Set the listing down unchanged, minus every embedded image.

Dataset items:

======

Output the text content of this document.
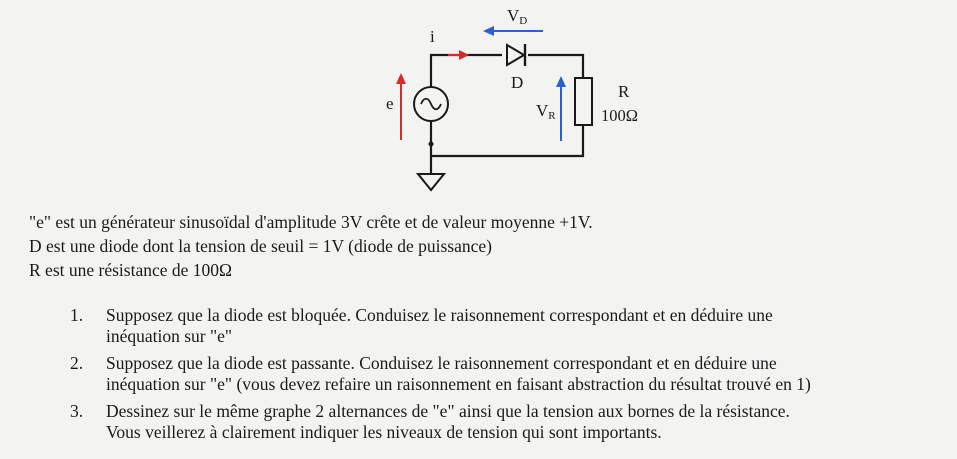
VD
i
D
e	VR
R
100Ω
"e" est un générateur sinusoïdal d'amplitude 3V crête et de valeur moyenne +1V.
D est une diode dont la tension de seuil = 1V (diode de puissance)
R est une résistance de 100Ω
1. Supposez que la diode est bloquée. Conduisez le raisonnement correspondant et en déduire une
inéquation sur "e"
2. Supposez que la diode est passante. Conduisez le raisonnement correspondant et en déduire une
inéquation sur "e" (vous devez refaire un raisonnement en faisant abstraction du résultat trouvé en 1)
3. Dessinez sur le même graphe 2 alternances de "e" ainsi que la tension aux bornes de la résistance.
Vous veillerez à clairement indiquer les niveaux de tension qui sont importants.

======

> _Final answer_:
Output the text content of this document.
VD
i
D
e	VR
R
100Ω
"e" est un générateur sinusoïdal d'amplitude 3V crête et de valeur moyenne +1V.
D est une diode dont la tension de seuil = 1V (diode de puissance)
R est une résistance de 100Ω
1. Supposez que la diode est bloquée. Conduisez le raisonnement correspondant et en déduire une
inéquation sur "e"
2. Supposez que la diode est passante. Conduisez le raisonnement correspondant et en déduire une
inéquation sur "e" (vous devez refaire un raisonnement en faisant abstraction du résultat trouvé en 1)
3. Dessinez sur le même graphe 2 alternances de "e" ainsi que la tension aux bornes de la résistance.
Vous veillerez à clairement indiquer les niveaux de tension qui sont importants.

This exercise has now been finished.